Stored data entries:
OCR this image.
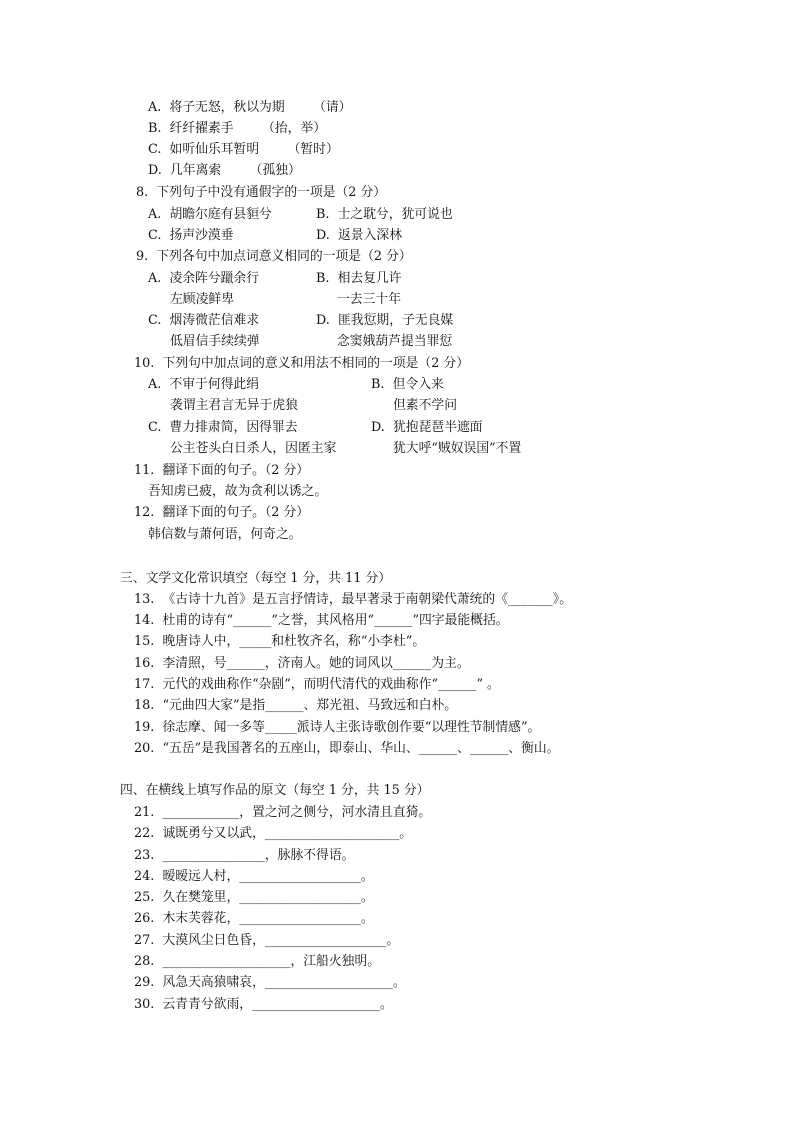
A.  将子无怒，秋以为期       （请）
B.  纤纤擢素手       （抬，举）
C.  如听仙乐耳暂明       （暂时）
D.  几年离索       （孤独）
8.  下列句子中没有通假字的一项是（2 分）
A.  胡瞻尔庭有县貆兮	B.  士之耽兮，犹可说也
C.  扬声沙漠垂	D.  返景入深林
9.  下列各句中加点词意义相同的一项是（2 分）
A.  凌余阵兮躐余行	B.  相去复几许
左顾凌鲜卑	一去三十年
C.  烟涛微茫信难求	D.  匪我愆期，子无良媒
低眉信手续续弹	念窦娥葫芦提当罪愆
10.  下列句中加点词的意义和用法不相同的一项是（2 分）
A.  不审于何得此绢	B.  但令入来
袭谓主君言无异于虎狼	但素不学问
C.  曹力排肃简，因得罪去	D.  犹抱琵琶半遮面
公主苍头白日杀人，因匿主家	犹大呼“贼奴误国”不置
11.  翻译下面的句子。（2 分）
吾知虏已疲，故为贪利以诱之。
12.  翻译下面的句子。（2 分）
韩信数与萧何语，何奇之。
三、文学文化常识填空（每空 1 分，共 11 分）
13.  《古诗十九首》是五言抒情诗，最早著录于南朝梁代萧统的《_______》。
14.  杜甫的诗有“______”之誉，其风格用“______”四字最能概括。
15.  晚唐诗人中，_____和杜牧齐名，称“小李杜”。
16.  李清照，号______，济南人。她的词风以______为主。
17.  元代的戏曲称作“杂剧”，而明代清代的戏曲称作“______” 。
18.  “元曲四大家”是指______、郑光祖、马致远和白朴。
19.  徐志摩、闻一多等_____派诗人主张诗歌创作要“以理性节制情感”。
20.  “五岳”是我国著名的五座山，即泰山、华山、______、______、衡山。
四、在横线上填写作品的原文（每空 1 分，共 15 分）
21.  ____________，置之河之侧兮，河水清且直猗。
22.  诚既勇兮又以武，_____________________。
23.  ________________，脉脉不得语。
24.  暧暧远人村，___________________。
25.  久在樊笼里，___________________。
26.  木末芙蓉花，___________________。
27.  大漠风尘日色昏，___________________。
28.  ____________________，江船火独明。
29.  风急天高猿啸哀，____________________。
30.  云青青兮欲雨，____________________。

■ **YOUR GOAL**
From start to finish, output the listing exactly, but omit its pictures.

■ **OUTPUT FOR THIS EXERCISE**
OCR this image.
A.  将子无怒，秋以为期       （请）
B.  纤纤擢素手       （抬，举）
C.  如听仙乐耳暂明       （暂时）
D.  几年离索       （孤独）
8.  下列句子中没有通假字的一项是（2 分）
A.  胡瞻尔庭有县貆兮	B.  士之耽兮，犹可说也
C.  扬声沙漠垂	D.  返景入深林
9.  下列各句中加点词意义相同的一项是（2 分）
A.  凌余阵兮躐余行	B.  相去复几许
左顾凌鲜卑	一去三十年
C.  烟涛微茫信难求	D.  匪我愆期，子无良媒
低眉信手续续弹	念窦娥葫芦提当罪愆
10.  下列句中加点词的意义和用法不相同的一项是（2 分）
A.  不审于何得此绢	B.  但令入来
袭谓主君言无异于虎狼	但素不学问
C.  曹力排肃简，因得罪去	D.  犹抱琵琶半遮面
公主苍头白日杀人，因匿主家	犹大呼“贼奴误国”不置
11.  翻译下面的句子。（2 分）
吾知虏已疲，故为贪利以诱之。
12.  翻译下面的句子。（2 分）
韩信数与萧何语，何奇之。
三、文学文化常识填空（每空 1 分，共 11 分）
13.  《古诗十九首》是五言抒情诗，最早著录于南朝梁代萧统的《_______》。
14.  杜甫的诗有“______”之誉，其风格用“______”四字最能概括。
15.  晚唐诗人中，_____和杜牧齐名，称“小李杜”。
16.  李清照，号______，济南人。她的词风以______为主。
17.  元代的戏曲称作“杂剧”，而明代清代的戏曲称作“______” 。
18.  “元曲四大家”是指______、郑光祖、马致远和白朴。
19.  徐志摩、闻一多等_____派诗人主张诗歌创作要“以理性节制情感”。
20.  “五岳”是我国著名的五座山，即泰山、华山、______、______、衡山。
四、在横线上填写作品的原文（每空 1 分，共 15 分）
21.  ____________，置之河之侧兮，河水清且直猗。
22.  诚既勇兮又以武，_____________________。
23.  ________________，脉脉不得语。
24.  暧暧远人村，___________________。
25.  久在樊笼里，___________________。
26.  木末芙蓉花，___________________。
27.  大漠风尘日色昏，___________________。
28.  ____________________，江船火独明。
29.  风急天高猿啸哀，____________________。
30.  云青青兮欲雨，____________________。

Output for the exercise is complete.